▶ [Task]: Lines containing the string "shield" are to be counted. Write only how many there are.

▶ [Supplied data]:
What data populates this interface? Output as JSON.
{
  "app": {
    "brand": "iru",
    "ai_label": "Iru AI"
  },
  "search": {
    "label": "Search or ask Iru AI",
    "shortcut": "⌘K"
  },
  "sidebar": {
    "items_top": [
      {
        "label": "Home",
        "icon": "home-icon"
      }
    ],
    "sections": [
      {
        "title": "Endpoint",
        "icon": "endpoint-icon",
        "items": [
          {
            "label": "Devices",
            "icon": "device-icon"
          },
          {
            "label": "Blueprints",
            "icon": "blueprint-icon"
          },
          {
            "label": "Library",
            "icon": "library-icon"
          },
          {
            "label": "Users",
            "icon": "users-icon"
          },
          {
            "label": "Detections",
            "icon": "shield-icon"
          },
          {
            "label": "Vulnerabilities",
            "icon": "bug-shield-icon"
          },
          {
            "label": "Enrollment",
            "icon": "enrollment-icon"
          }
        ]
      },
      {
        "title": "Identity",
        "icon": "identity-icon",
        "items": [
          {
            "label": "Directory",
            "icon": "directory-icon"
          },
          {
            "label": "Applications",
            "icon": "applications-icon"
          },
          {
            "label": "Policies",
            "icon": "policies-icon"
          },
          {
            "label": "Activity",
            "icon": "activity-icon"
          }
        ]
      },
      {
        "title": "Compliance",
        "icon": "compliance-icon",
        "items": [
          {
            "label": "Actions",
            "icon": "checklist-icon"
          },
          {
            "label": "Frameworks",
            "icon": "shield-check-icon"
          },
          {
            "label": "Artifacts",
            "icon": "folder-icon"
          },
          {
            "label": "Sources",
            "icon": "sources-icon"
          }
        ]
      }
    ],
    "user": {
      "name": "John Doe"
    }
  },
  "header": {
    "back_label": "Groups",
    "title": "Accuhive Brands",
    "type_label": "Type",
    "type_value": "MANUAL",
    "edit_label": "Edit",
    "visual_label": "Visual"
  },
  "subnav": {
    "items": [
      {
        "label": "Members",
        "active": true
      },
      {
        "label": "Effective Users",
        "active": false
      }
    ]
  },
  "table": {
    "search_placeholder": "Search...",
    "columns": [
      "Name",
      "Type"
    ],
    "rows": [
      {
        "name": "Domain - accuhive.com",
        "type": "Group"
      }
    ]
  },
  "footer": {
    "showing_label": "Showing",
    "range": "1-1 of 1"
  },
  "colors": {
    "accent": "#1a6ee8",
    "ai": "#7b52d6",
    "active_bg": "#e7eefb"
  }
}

▶ [Exercise solution]: 3